Saved entries
▬▬▬▬▬▬▬▬▬▬

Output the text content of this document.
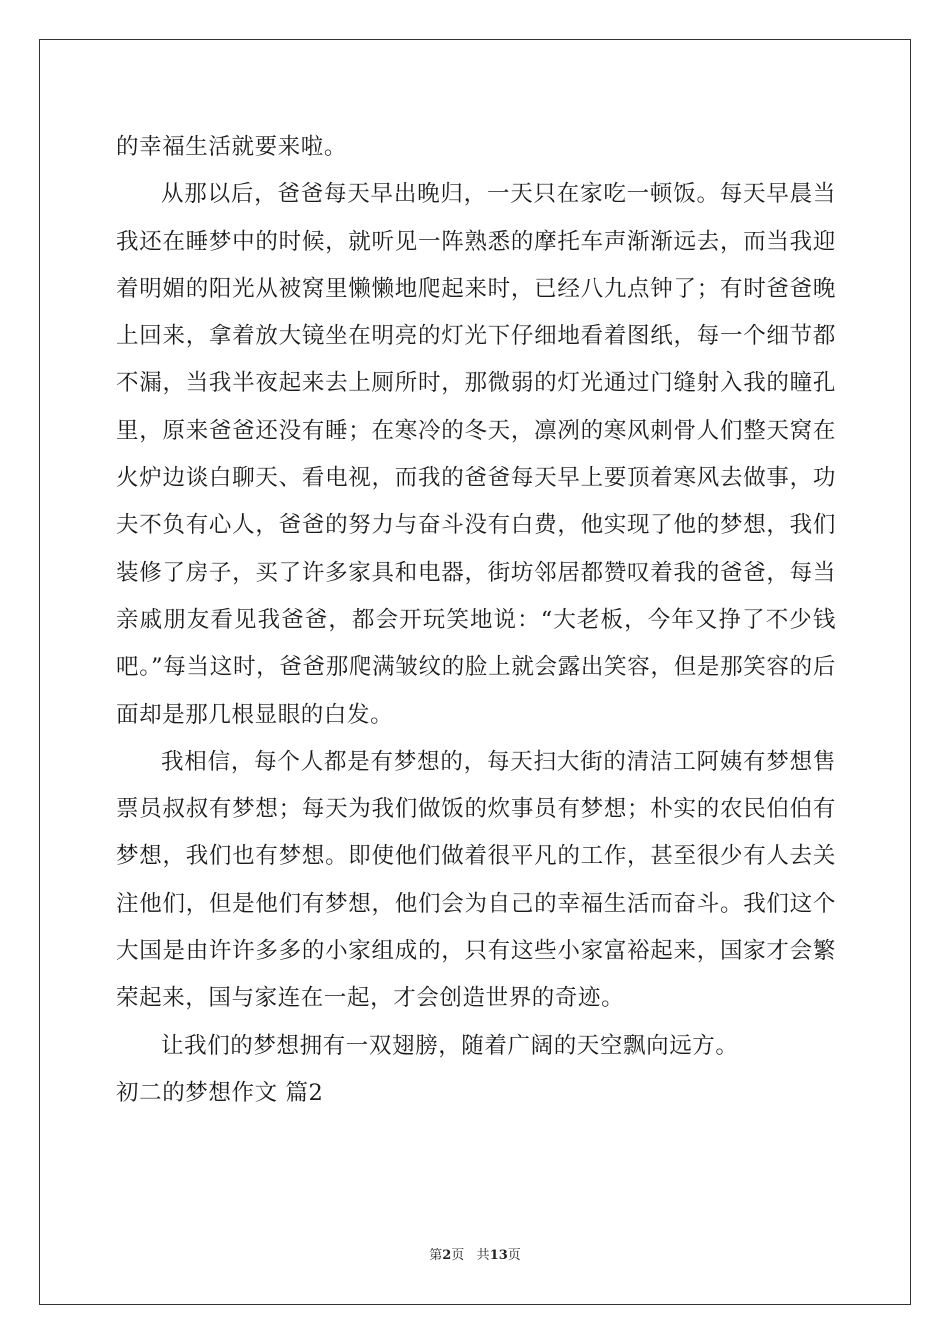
的幸福生活就要来啦。

从那以后，爸爸每天早出晚归，一天只在家吃一顿饭。每天早晨当我还在睡梦中的时候，就听见一阵熟悉的摩托车声渐渐远去，而当我迎着明媚的阳光从被窝里懒懒地爬起来时，已经八九点钟了；有时爸爸晚上回来，拿着放大镜坐在明亮的灯光下仔细地看着图纸，每一个细节都不漏，当我半夜起来去上厕所时，那微弱的灯光通过门缝射入我的瞳孔里，原来爸爸还没有睡；在寒冷的冬天，凛冽的寒风刺骨人们整天窝在火炉边谈白聊天、看电视，而我的爸爸每天早上要顶着寒风去做事，功夫不负有心人，爸爸的努力与奋斗没有白费，他实现了他的梦想，我们装修了房子，买了许多家具和电器，街坊邻居都赞叹着我的爸爸，每当亲戚朋友看见我爸爸，都会开玩笑地说：“大老板，今年又挣了不少钱吧。”每当这时，爸爸那爬满皱纹的脸上就会露出笑容，但是那笑容的后面却是那几根显眼的白发。

我相信，每个人都是有梦想的，每天扫大街的清洁工阿姨有梦想售票员叔叔有梦想；每天为我们做饭的炊事员有梦想；朴实的农民伯伯有梦想，我们也有梦想。即使他们做着很平凡的工作，甚至很少有人去关注他们，但是他们有梦想，他们会为自己的幸福生活而奋斗。我们这个大国是由许许多多的小家组成的，只有这些小家富裕起来，国家才会繁荣起来，国与家连在一起，才会创造世界的奇迹。

让我们的梦想拥有一双翅膀，随着广阔的天空飘向远方。

初二的梦想作文 篇2

第2页 共13页
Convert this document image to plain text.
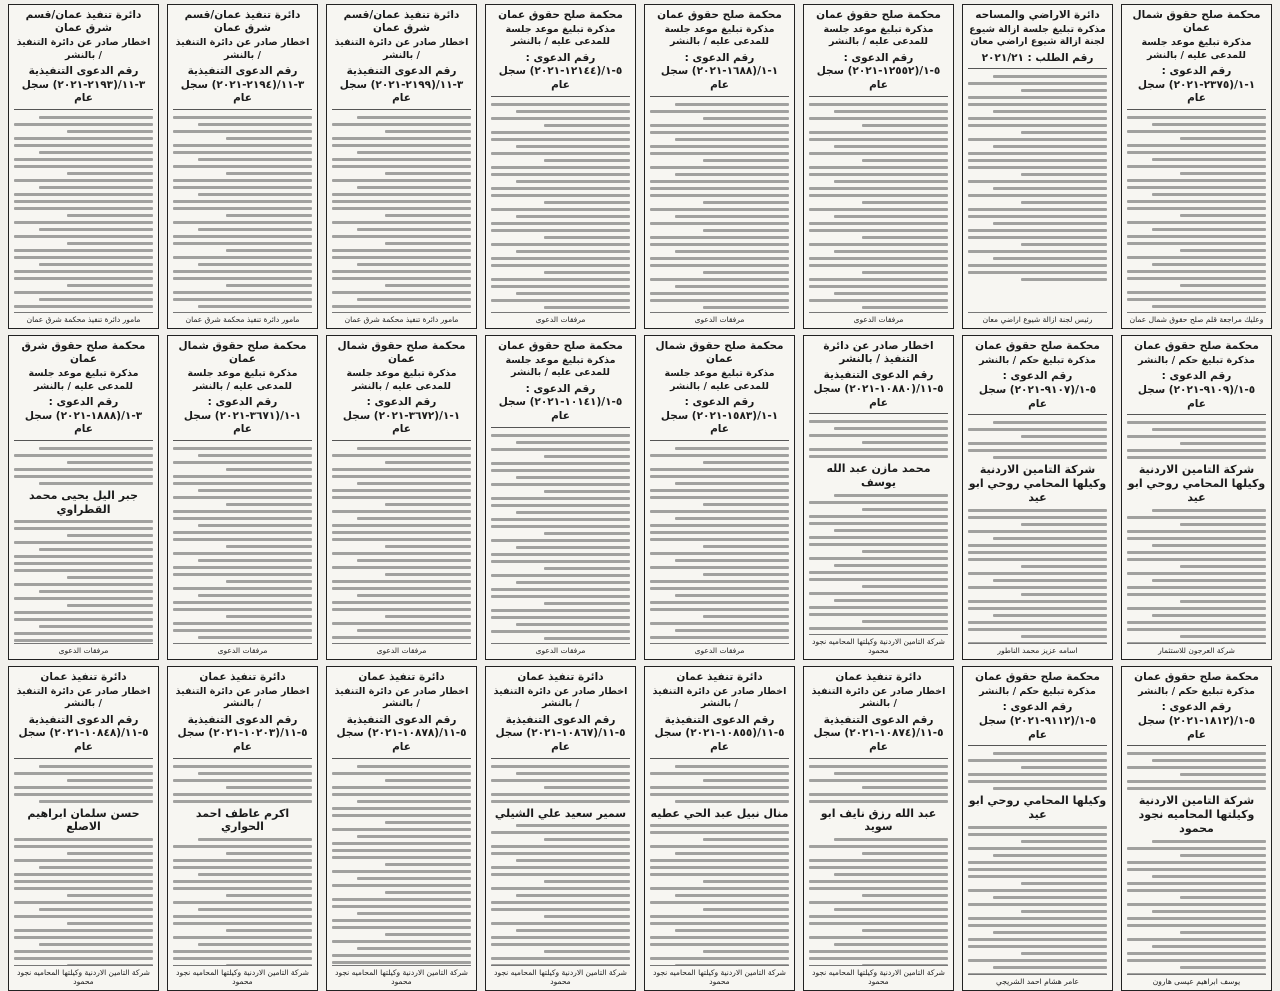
محكمة صلح حقوق شمال عمان
مذكرة تبليغ موعد جلسة للمدعى عليه / بالنشر
رقم الدعوى : ١-١/(٢٣٧٥-٢٠٢١) سجل عام
وعليك مراجعة قلم صلح حقوق شمال عمان
دائرة الاراضي والمساحه
مذكرة تبليغ جلسة ازالة شيوع لجنة ازالة شيوع اراضي معان
رقم الطلب : ٢٠٢١/٢١
رئيس لجنة ازالة شيوع اراضي معان
محكمة صلح حقوق عمان
مذكرة تبليغ موعد جلسة للمدعى عليه / بالنشر
رقم الدعوى : ٥-١/(١٢٥٥٢-٢٠٢١) سجل عام
مرفقات الدعوى
محكمة صلح حقوق عمان
مذكرة تبليغ موعد جلسة للمدعى عليه / بالنشر
رقم الدعوى : ١-١/(١٦٨٨-٢٠٢١) سجل عام
مرفقات الدعوى
محكمة صلح حقوق عمان
مذكرة تبليغ موعد جلسة للمدعى عليه / بالنشر
رقم الدعوى : ٥-١/(١٢١٤٤-٢٠٢١) سجل عام
مرفقات الدعوى
دائرة تنفيذ عمان/قسم شرق عمان
اخطار صادر عن دائرة التنفيذ / بالنشر
رقم الدعوى التنفيذية ٣-١١/(٢١٩٩-٢٠٢١) سجل عام
مامور دائرة تنفيذ محكمة شرق عمان
دائرة تنفيذ عمان/قسم شرق عمان
اخطار صادر عن دائرة التنفيذ / بالنشر
رقم الدعوى التنفيذية ٣-١١/(٢١٩٤-٢٠٢١) سجل عام
مامور دائرة تنفيذ محكمة شرق عمان
دائرة تنفيذ عمان/قسم شرق عمان
اخطار صادر عن دائرة التنفيذ / بالنشر
رقم الدعوى التنفيذية ٣-١١/(٢١٩٣-٢٠٢١) سجل عام
مامور دائرة تنفيذ محكمة شرق عمان
محكمة صلح حقوق عمان
مذكرة تبليغ حكم / بالنشر
رقم الدعوى : ٥-١/(٩١٠٩-٢٠٢١) سجل عام
شركة التامين الاردنية وكيلها المحامي روحي ابو عيد
شركة العرجون للاستثمار
محكمة صلح حقوق عمان
مذكرة تبليغ حكم / بالنشر
رقم الدعوى : ٥-١/(٩١٠٧-٢٠٢١) سجل عام
شركة التامين الاردنية وكيلها المحامي روحي ابو عيد
اسامه عزيز محمد الناطور
اخطار صادر عن دائرة التنفيذ / بالنشر
رقم الدعوى التنفيذية ٥-١١/(١٠٨٨٠-٢٠٢١) سجل عام
محمد مازن عبد الله يوسف
شركة التامين الاردنية وكيلتها المحاميه نجود محمود
محكمة صلح حقوق شمال عمان
مذكرة تبليغ موعد جلسة للمدعى عليه / بالنشر
رقم الدعوى : ١-١/(١٥٨٣-٢٠٢١) سجل عام
مرفقات الدعوى
محكمة صلح حقوق عمان
مذكرة تبليغ موعد جلسة للمدعى عليه / بالنشر
رقم الدعوى : ٥-١/(١٠١٤١-٢٠٢١) سجل عام
مرفقات الدعوى
محكمة صلح حقوق شمال عمان
مذكرة تبليغ موعد جلسة للمدعى عليه / بالنشر
رقم الدعوى : ١-١/(٣٦٧٢-٢٠٢١) سجل عام
مرفقات الدعوى
محكمة صلح حقوق شمال عمان
مذكرة تبليغ موعد جلسة للمدعى عليه / بالنشر
رقم الدعوى : ١-١/(٣٦٧١-٢٠٢١) سجل عام
مرفقات الدعوى
محكمة صلح حقوق شرق عمان
مذكرة تبليغ موعد جلسة للمدعى عليه / بالنشر
رقم الدعوى : ٣-١/(١٨٨٨-٢٠٢١) سجل عام
جبر اليل يحيى محمد القطراوي
مرفقات الدعوى
محكمة صلح حقوق عمان
مذكرة تبليغ حكم / بالنشر
رقم الدعوى : ٥-١/(١٨١٢-٢٠٢١) سجل عام
شركة التامين الاردنية وكيلتها المحاميه نجود محمود
يوسف ابراهيم عيسى هارون
محكمة صلح حقوق عمان
مذكرة تبليغ حكم / بالنشر
رقم الدعوى : ٥-١/(٩١١٢-٢٠٢١) سجل عام
وكيلها المحامي روحي ابو عيد
عامر هشام احمد الشريجي
دائرة تنفيذ عمان
اخطار صادر عن دائرة التنفيذ / بالنشر
رقم الدعوى التنفيذية ٥-١١/(١٠٨٧٤-٢٠٢١) سجل عام
عبد الله رزق نايف ابو سويد
شركة التامين الاردنية وكيلتها المحاميه نجود محمود
دائرة تنفيذ عمان
اخطار صادر عن دائرة التنفيذ / بالنشر
رقم الدعوى التنفيذية ٥-١١/(١٠٨٥٥-٢٠٢١) سجل عام
منال نبيل عبد الحي عطيه
شركة التامين الاردنية وكيلتها المحاميه نجود محمود
دائرة تنفيذ عمان
اخطار صادر عن دائرة التنفيذ / بالنشر
رقم الدعوى التنفيذية ٥-١١/(١٠٨٦٧-٢٠٢١) سجل عام
سمير سعيد علي الشيلي
شركة التامين الاردنية وكيلتها المحاميه نجود محمود
دائرة تنفيذ عمان
اخطار صادر عن دائرة التنفيذ / بالنشر
رقم الدعوى التنفيذية ٥-١١/(١٠٨٧٨-٢٠٢١) سجل عام
شركة التامين الاردنية وكيلتها المحاميه نجود محمود
دائرة تنفيذ عمان
اخطار صادر عن دائرة التنفيذ / بالنشر
رقم الدعوى التنفيذية ٥-١١/(١٠٢٠٣-٢٠٢١) سجل عام
اكرم عاطف احمد الحواري
شركة التامين الاردنية وكيلتها المحاميه نجود محمود
دائرة تنفيذ عمان
اخطار صادر عن دائرة التنفيذ / بالنشر
رقم الدعوى التنفيذية ٥-١١/(١٠٨٤٨-٢٠٢١) سجل عام
حسن سلمان ابراهيم الاصلع
شركة التامين الاردنية وكيلتها المحاميه نجود محمود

▬▬▬▬▬▬▬▬▬▬

Exact duplication of all the records is required; pictures are omitted from the copy.

Output the text content of this document.
的幸福生活就要来啦。

从那以后，爸爸每天早出晚归，一天只在家吃一顿饭。每天早晨当我还在睡梦中的时候，就听见一阵熟悉的摩托车声渐渐远去，而当我迎着明媚的阳光从被窝里懒懒地爬起来时，已经八九点钟了；有时爸爸晚上回来，拿着放大镜坐在明亮的灯光下仔细地看着图纸，每一个细节都不漏，当我半夜起来去上厕所时，那微弱的灯光通过门缝射入我的瞳孔里，原来爸爸还没有睡；在寒冷的冬天，凛冽的寒风刺骨人们整天窝在火炉边谈白聊天、看电视，而我的爸爸每天早上要顶着寒风去做事，功夫不负有心人，爸爸的努力与奋斗没有白费，他实现了他的梦想，我们装修了房子，买了许多家具和电器，街坊邻居都赞叹着我的爸爸，每当亲戚朋友看见我爸爸，都会开玩笑地说：“大老板，今年又挣了不少钱吧。”每当这时，爸爸那爬满皱纹的脸上就会露出笑容，但是那笑容的后面却是那几根显眼的白发。

我相信，每个人都是有梦想的，每天扫大街的清洁工阿姨有梦想售票员叔叔有梦想；每天为我们做饭的炊事员有梦想；朴实的农民伯伯有梦想，我们也有梦想。即使他们做着很平凡的工作，甚至很少有人去关注他们，但是他们有梦想，他们会为自己的幸福生活而奋斗。我们这个大国是由许许多多的小家组成的，只有这些小家富裕起来，国家才会繁荣起来，国与家连在一起，才会创造世界的奇迹。

让我们的梦想拥有一双翅膀，随着广阔的天空飘向远方。

初二的梦想作文 篇2

第2页 共13页
Convert this document image to plain text.
محكمة صلح حقوق شمال عمان
مذكرة تبليغ موعد جلسة للمدعى عليه / بالنشر
رقم الدعوى : ١-١/(٢٣٧٥-٢٠٢١) سجل عام
وعليك مراجعة قلم صلح حقوق شمال عمان
دائرة الاراضي والمساحه
مذكرة تبليغ جلسة ازالة شيوع لجنة ازالة شيوع اراضي معان
رقم الطلب : ٢٠٢١/٢١
رئيس لجنة ازالة شيوع اراضي معان
محكمة صلح حقوق عمان
مذكرة تبليغ موعد جلسة للمدعى عليه / بالنشر
رقم الدعوى : ٥-١/(١٢٥٥٢-٢٠٢١) سجل عام
مرفقات الدعوى
محكمة صلح حقوق عمان
مذكرة تبليغ موعد جلسة للمدعى عليه / بالنشر
رقم الدعوى : ١-١/(١٦٨٨-٢٠٢١) سجل عام
مرفقات الدعوى
محكمة صلح حقوق عمان
مذكرة تبليغ موعد جلسة للمدعى عليه / بالنشر
رقم الدعوى : ٥-١/(١٢١٤٤-٢٠٢١) سجل عام
مرفقات الدعوى
دائرة تنفيذ عمان/قسم شرق عمان
اخطار صادر عن دائرة التنفيذ / بالنشر
رقم الدعوى التنفيذية ٣-١١/(٢١٩٩-٢٠٢١) سجل عام
مامور دائرة تنفيذ محكمة شرق عمان
دائرة تنفيذ عمان/قسم شرق عمان
اخطار صادر عن دائرة التنفيذ / بالنشر
رقم الدعوى التنفيذية ٣-١١/(٢١٩٤-٢٠٢١) سجل عام
مامور دائرة تنفيذ محكمة شرق عمان
دائرة تنفيذ عمان/قسم شرق عمان
اخطار صادر عن دائرة التنفيذ / بالنشر
رقم الدعوى التنفيذية ٣-١١/(٢١٩٣-٢٠٢١) سجل عام
مامور دائرة تنفيذ محكمة شرق عمان
محكمة صلح حقوق عمان
مذكرة تبليغ حكم / بالنشر
رقم الدعوى : ٥-١/(٩١٠٩-٢٠٢١) سجل عام
شركة التامين الاردنية وكيلها المحامي روحي ابو عيد
شركة العرجون للاستثمار
محكمة صلح حقوق عمان
مذكرة تبليغ حكم / بالنشر
رقم الدعوى : ٥-١/(٩١٠٧-٢٠٢١) سجل عام
شركة التامين الاردنية وكيلها المحامي روحي ابو عيد
اسامه عزيز محمد الناطور
اخطار صادر عن دائرة التنفيذ / بالنشر
رقم الدعوى التنفيذية ٥-١١/(١٠٨٨٠-٢٠٢١) سجل عام
محمد مازن عبد الله يوسف
شركة التامين الاردنية وكيلتها المحاميه نجود محمود
محكمة صلح حقوق شمال عمان
مذكرة تبليغ موعد جلسة للمدعى عليه / بالنشر
رقم الدعوى : ١-١/(١٥٨٣-٢٠٢١) سجل عام
مرفقات الدعوى
محكمة صلح حقوق عمان
مذكرة تبليغ موعد جلسة للمدعى عليه / بالنشر
رقم الدعوى : ٥-١/(١٠١٤١-٢٠٢١) سجل عام
مرفقات الدعوى
محكمة صلح حقوق شمال عمان
مذكرة تبليغ موعد جلسة للمدعى عليه / بالنشر
رقم الدعوى : ١-١/(٣٦٧٢-٢٠٢١) سجل عام
مرفقات الدعوى
محكمة صلح حقوق شمال عمان
مذكرة تبليغ موعد جلسة للمدعى عليه / بالنشر
رقم الدعوى : ١-١/(٣٦٧١-٢٠٢١) سجل عام
مرفقات الدعوى
محكمة صلح حقوق شرق عمان
مذكرة تبليغ موعد جلسة للمدعى عليه / بالنشر
رقم الدعوى : ٣-١/(١٨٨٨-٢٠٢١) سجل عام
جبر اليل يحيى محمد القطراوي
مرفقات الدعوى
محكمة صلح حقوق عمان
مذكرة تبليغ حكم / بالنشر
رقم الدعوى : ٥-١/(١٨١٢-٢٠٢١) سجل عام
شركة التامين الاردنية وكيلتها المحاميه نجود محمود
يوسف ابراهيم عيسى هارون
محكمة صلح حقوق عمان
مذكرة تبليغ حكم / بالنشر
رقم الدعوى : ٥-١/(٩١١٢-٢٠٢١) سجل عام
وكيلها المحامي روحي ابو عيد
عامر هشام احمد الشريجي
دائرة تنفيذ عمان
اخطار صادر عن دائرة التنفيذ / بالنشر
رقم الدعوى التنفيذية ٥-١١/(١٠٨٧٤-٢٠٢١) سجل عام
عبد الله رزق نايف ابو سويد
شركة التامين الاردنية وكيلتها المحاميه نجود محمود
دائرة تنفيذ عمان
اخطار صادر عن دائرة التنفيذ / بالنشر
رقم الدعوى التنفيذية ٥-١١/(١٠٨٥٥-٢٠٢١) سجل عام
منال نبيل عبد الحي عطيه
شركة التامين الاردنية وكيلتها المحاميه نجود محمود
دائرة تنفيذ عمان
اخطار صادر عن دائرة التنفيذ / بالنشر
رقم الدعوى التنفيذية ٥-١١/(١٠٨٦٧-٢٠٢١) سجل عام
سمير سعيد علي الشيلي
شركة التامين الاردنية وكيلتها المحاميه نجود محمود
دائرة تنفيذ عمان
اخطار صادر عن دائرة التنفيذ / بالنشر
رقم الدعوى التنفيذية ٥-١١/(١٠٨٧٨-٢٠٢١) سجل عام
شركة التامين الاردنية وكيلتها المحاميه نجود محمود
دائرة تنفيذ عمان
اخطار صادر عن دائرة التنفيذ / بالنشر
رقم الدعوى التنفيذية ٥-١١/(١٠٢٠٣-٢٠٢١) سجل عام
اكرم عاطف احمد الحواري
شركة التامين الاردنية وكيلتها المحاميه نجود محمود
دائرة تنفيذ عمان
اخطار صادر عن دائرة التنفيذ / بالنشر
رقم الدعوى التنفيذية ٥-١١/(١٠٨٤٨-٢٠٢١) سجل عام
حسن سلمان ابراهيم الاصلع
شركة التامين الاردنية وكيلتها المحاميه نجود محمود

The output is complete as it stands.